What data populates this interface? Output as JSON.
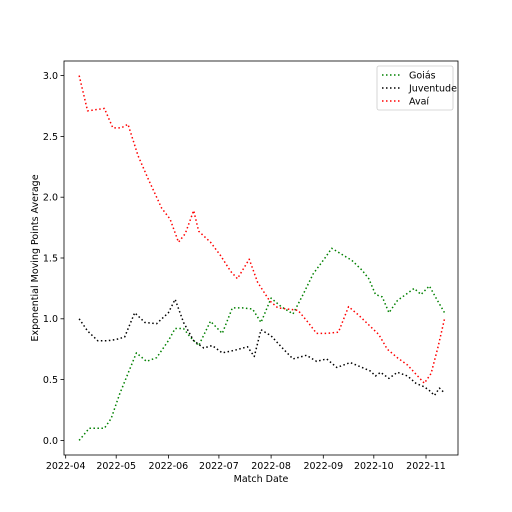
{
  "chart_data": {
    "type": "line",
    "title": "",
    "xlabel": "Match Date",
    "ylabel": "Exponential Moving Points Average",
    "xlim": [
      "2022-03-31",
      "2022-11-20"
    ],
    "ylim": [
      -0.12,
      3.12
    ],
    "x_ticks": [
      "2022-04",
      "2022-05",
      "2022-06",
      "2022-07",
      "2022-08",
      "2022-09",
      "2022-10",
      "2022-11"
    ],
    "x_tick_dates": [
      "2022-04-01",
      "2022-05-01",
      "2022-06-01",
      "2022-07-01",
      "2022-08-01",
      "2022-09-01",
      "2022-10-01",
      "2022-11-01"
    ],
    "y_ticks": [
      "0.0",
      "0.5",
      "1.0",
      "1.5",
      "2.0",
      "2.5",
      "3.0"
    ],
    "y_tick_values": [
      0,
      0.5,
      1.0,
      1.5,
      2.0,
      2.5,
      3.0
    ],
    "grid": false,
    "legend_position": "top-right",
    "line_style": "dotted",
    "series": [
      {
        "name": "Goiás",
        "color": "#008000",
        "points": [
          [
            "2022-04-09",
            0.0
          ],
          [
            "2022-04-15",
            0.1
          ],
          [
            "2022-04-20",
            0.1
          ],
          [
            "2022-04-24",
            0.1
          ],
          [
            "2022-04-28",
            0.18
          ],
          [
            "2022-05-03",
            0.38
          ],
          [
            "2022-05-08",
            0.55
          ],
          [
            "2022-05-13",
            0.72
          ],
          [
            "2022-05-19",
            0.65
          ],
          [
            "2022-05-25",
            0.68
          ],
          [
            "2022-06-01",
            0.82
          ],
          [
            "2022-06-05",
            0.92
          ],
          [
            "2022-06-10",
            0.92
          ],
          [
            "2022-06-14",
            0.85
          ],
          [
            "2022-06-19",
            0.78
          ],
          [
            "2022-06-26",
            0.98
          ],
          [
            "2022-07-03",
            0.88
          ],
          [
            "2022-07-09",
            1.09
          ],
          [
            "2022-07-15",
            1.09
          ],
          [
            "2022-07-21",
            1.08
          ],
          [
            "2022-07-26",
            0.97
          ],
          [
            "2022-08-01",
            1.17
          ],
          [
            "2022-08-07",
            1.1
          ],
          [
            "2022-08-14",
            1.04
          ],
          [
            "2022-08-20",
            1.2
          ],
          [
            "2022-08-26",
            1.37
          ],
          [
            "2022-09-02",
            1.5
          ],
          [
            "2022-09-06",
            1.58
          ],
          [
            "2022-09-12",
            1.53
          ],
          [
            "2022-09-18",
            1.48
          ],
          [
            "2022-09-24",
            1.4
          ],
          [
            "2022-09-28",
            1.33
          ],
          [
            "2022-10-02",
            1.2
          ],
          [
            "2022-10-06",
            1.18
          ],
          [
            "2022-10-10",
            1.05
          ],
          [
            "2022-10-15",
            1.15
          ],
          [
            "2022-10-20",
            1.2
          ],
          [
            "2022-10-25",
            1.25
          ],
          [
            "2022-10-29",
            1.2
          ],
          [
            "2022-11-03",
            1.27
          ],
          [
            "2022-11-07",
            1.17
          ],
          [
            "2022-11-12",
            1.05
          ]
        ]
      },
      {
        "name": "Juventude",
        "color": "#000000",
        "points": [
          [
            "2022-04-09",
            1.0
          ],
          [
            "2022-04-14",
            0.9
          ],
          [
            "2022-04-20",
            0.82
          ],
          [
            "2022-04-26",
            0.82
          ],
          [
            "2022-05-01",
            0.83
          ],
          [
            "2022-05-06",
            0.85
          ],
          [
            "2022-05-12",
            1.05
          ],
          [
            "2022-05-18",
            0.97
          ],
          [
            "2022-05-25",
            0.96
          ],
          [
            "2022-06-01",
            1.05
          ],
          [
            "2022-06-05",
            1.16
          ],
          [
            "2022-06-10",
            0.97
          ],
          [
            "2022-06-16",
            0.82
          ],
          [
            "2022-06-22",
            0.76
          ],
          [
            "2022-06-27",
            0.78
          ],
          [
            "2022-07-03",
            0.72
          ],
          [
            "2022-07-10",
            0.74
          ],
          [
            "2022-07-18",
            0.77
          ],
          [
            "2022-07-22",
            0.69
          ],
          [
            "2022-07-26",
            0.91
          ],
          [
            "2022-08-01",
            0.86
          ],
          [
            "2022-08-07",
            0.77
          ],
          [
            "2022-08-14",
            0.67
          ],
          [
            "2022-08-22",
            0.7
          ],
          [
            "2022-08-28",
            0.65
          ],
          [
            "2022-09-03",
            0.67
          ],
          [
            "2022-09-09",
            0.6
          ],
          [
            "2022-09-17",
            0.64
          ],
          [
            "2022-09-24",
            0.6
          ],
          [
            "2022-09-29",
            0.57
          ],
          [
            "2022-10-02",
            0.53
          ],
          [
            "2022-10-05",
            0.56
          ],
          [
            "2022-10-10",
            0.51
          ],
          [
            "2022-10-15",
            0.56
          ],
          [
            "2022-10-21",
            0.53
          ],
          [
            "2022-10-26",
            0.47
          ],
          [
            "2022-10-31",
            0.44
          ],
          [
            "2022-11-03",
            0.41
          ],
          [
            "2022-11-06",
            0.37
          ],
          [
            "2022-11-09",
            0.43
          ],
          [
            "2022-11-12",
            0.39
          ]
        ]
      },
      {
        "name": "Avaí",
        "color": "#ff0000",
        "points": [
          [
            "2022-04-09",
            3.0
          ],
          [
            "2022-04-14",
            2.71
          ],
          [
            "2022-04-19",
            2.72
          ],
          [
            "2022-04-24",
            2.73
          ],
          [
            "2022-04-29",
            2.57
          ],
          [
            "2022-05-04",
            2.57
          ],
          [
            "2022-05-08",
            2.6
          ],
          [
            "2022-05-14",
            2.34
          ],
          [
            "2022-05-20",
            2.15
          ],
          [
            "2022-05-28",
            1.91
          ],
          [
            "2022-06-02",
            1.82
          ],
          [
            "2022-06-07",
            1.63
          ],
          [
            "2022-06-11",
            1.7
          ],
          [
            "2022-06-16",
            1.89
          ],
          [
            "2022-06-19",
            1.72
          ],
          [
            "2022-06-26",
            1.63
          ],
          [
            "2022-07-02",
            1.52
          ],
          [
            "2022-07-08",
            1.39
          ],
          [
            "2022-07-12",
            1.33
          ],
          [
            "2022-07-19",
            1.49
          ],
          [
            "2022-07-24",
            1.3
          ],
          [
            "2022-07-31",
            1.15
          ],
          [
            "2022-08-05",
            1.09
          ],
          [
            "2022-08-11",
            1.08
          ],
          [
            "2022-08-17",
            1.07
          ],
          [
            "2022-08-23",
            0.97
          ],
          [
            "2022-08-28",
            0.88
          ],
          [
            "2022-09-03",
            0.88
          ],
          [
            "2022-09-10",
            0.89
          ],
          [
            "2022-09-16",
            1.1
          ],
          [
            "2022-09-22",
            1.03
          ],
          [
            "2022-09-28",
            0.95
          ],
          [
            "2022-10-04",
            0.87
          ],
          [
            "2022-10-09",
            0.75
          ],
          [
            "2022-10-15",
            0.68
          ],
          [
            "2022-10-21",
            0.62
          ],
          [
            "2022-10-27",
            0.53
          ],
          [
            "2022-10-31",
            0.47
          ],
          [
            "2022-11-04",
            0.55
          ],
          [
            "2022-11-08",
            0.76
          ],
          [
            "2022-11-12",
            1.0
          ]
        ]
      }
    ]
  }
}
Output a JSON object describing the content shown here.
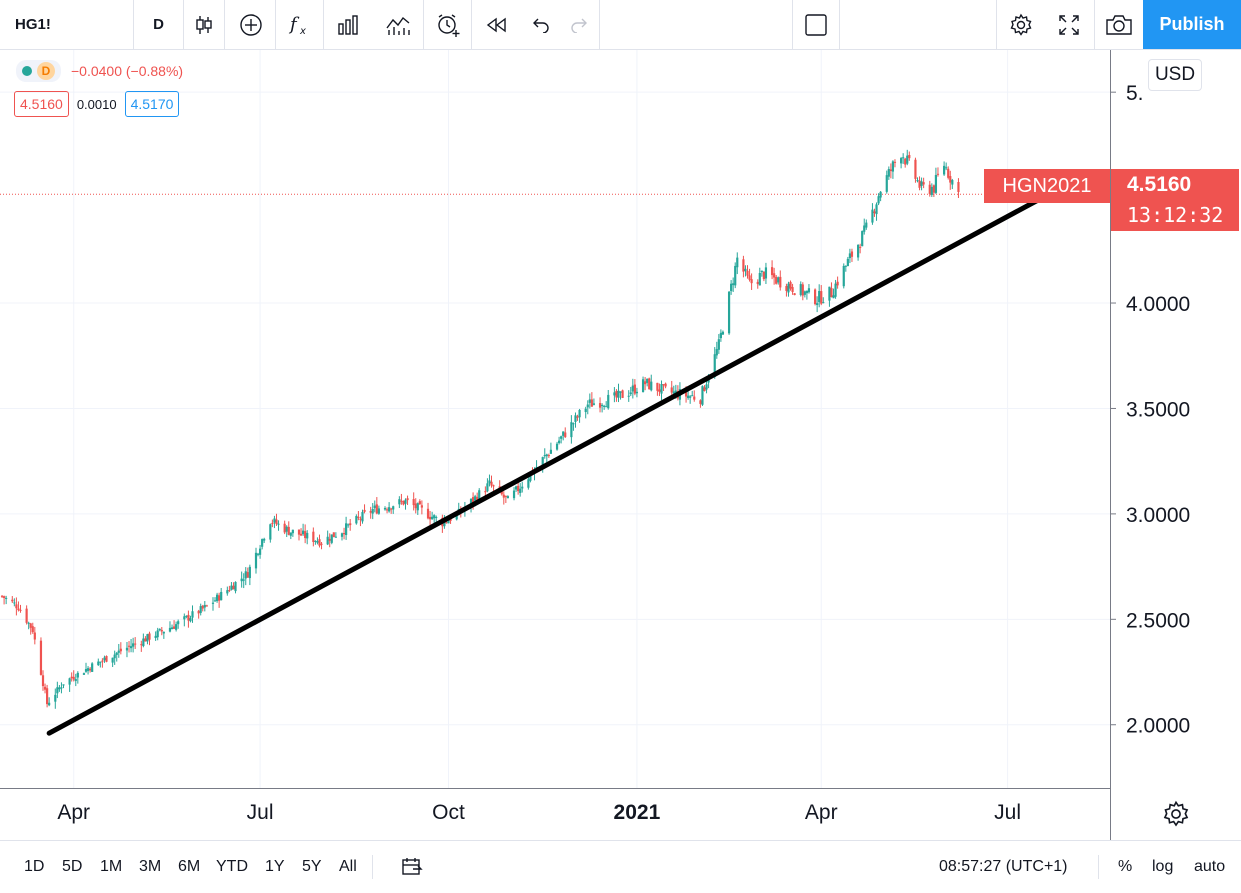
{
  "toolbar": {
    "symbol": "HG1!",
    "interval": "D",
    "publish_label": "Publish"
  },
  "legend": {
    "interval_badge": "D",
    "change": "−0.0400 (−0.88%)",
    "bid": "4.5160",
    "spread": "0.0010",
    "ask": "4.5170"
  },
  "currency": "USD",
  "last": {
    "symbol": "HGN2021",
    "price": "4.5160",
    "countdown": "13:12:32"
  },
  "bottom": {
    "ranges": [
      "1D",
      "5D",
      "1M",
      "3M",
      "6M",
      "YTD",
      "1Y",
      "5Y",
      "All"
    ],
    "time": "08:57:27 (UTC+1)",
    "percent": "%",
    "log": "log",
    "auto": "auto"
  },
  "colors": {
    "up": "#26a69a",
    "down": "#ef5350",
    "trendline": "#000000",
    "accent": "#2196f3"
  },
  "chart_data": {
    "type": "candlestick",
    "title": "HG1!",
    "y_ticks": [
      "2.0000",
      "2.5000",
      "3.0000",
      "3.5000",
      "4.0000",
      "5."
    ],
    "x_ticks": [
      "Apr",
      "Jul",
      "Oct",
      "2021",
      "Apr",
      "Jul"
    ],
    "ylim": [
      1.7,
      5.2
    ],
    "xlim": [
      "2020-02-25",
      "2021-08-20"
    ],
    "grid": true,
    "current_price": 4.516,
    "series": {
      "dates": [
        "2020-02-26",
        "2020-03-05",
        "2020-03-12",
        "2020-03-19",
        "2020-03-23",
        "2020-03-27",
        "2020-04-10",
        "2020-04-30",
        "2020-05-20",
        "2020-06-05",
        "2020-06-15",
        "2020-06-25",
        "2020-07-06",
        "2020-07-15",
        "2020-07-31",
        "2020-08-10",
        "2020-08-25",
        "2020-09-10",
        "2020-09-28",
        "2020-10-06",
        "2020-10-21",
        "2020-10-30",
        "2020-11-10",
        "2020-11-25",
        "2020-12-08",
        "2020-12-22",
        "2021-01-05",
        "2021-01-15",
        "2021-02-01",
        "2021-02-10",
        "2021-02-19",
        "2021-02-25",
        "2021-03-04",
        "2021-03-15",
        "2021-03-30",
        "2021-04-06",
        "2021-04-12",
        "2021-04-23",
        "2021-04-30",
        "2021-05-10",
        "2021-05-14",
        "2021-05-20",
        "2021-05-26",
        "2021-05-31",
        "2021-06-07"
      ],
      "close": [
        2.61,
        2.56,
        2.45,
        2.1,
        2.15,
        2.2,
        2.28,
        2.38,
        2.47,
        2.56,
        2.64,
        2.72,
        2.97,
        2.92,
        2.87,
        2.92,
        3.02,
        3.06,
        2.96,
        3.0,
        3.14,
        3.06,
        3.19,
        3.36,
        3.52,
        3.55,
        3.62,
        3.58,
        3.55,
        3.8,
        4.21,
        4.09,
        4.14,
        4.09,
        4.02,
        4.05,
        4.16,
        4.35,
        4.54,
        4.72,
        4.65,
        4.54,
        4.55,
        4.66,
        4.52
      ]
    },
    "annotations": [
      {
        "type": "trendline",
        "from": {
          "date": "2020-03-20",
          "price": 1.96
        },
        "to": {
          "date": "2021-07-20",
          "price": 4.51
        }
      }
    ]
  }
}
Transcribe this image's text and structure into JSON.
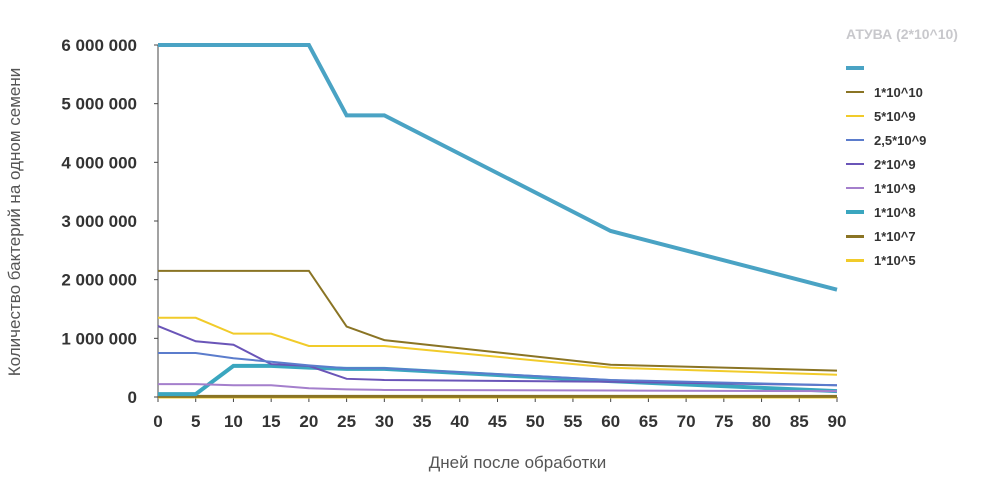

· · · ·

## AIM
Identify and copy all lines with the word "JSON".

## SOLUTION BELOW
What data populates this interface? Output as JSON.
Output a JSON object describing the content shown here.
Transcribe this image's text and structure into JSON.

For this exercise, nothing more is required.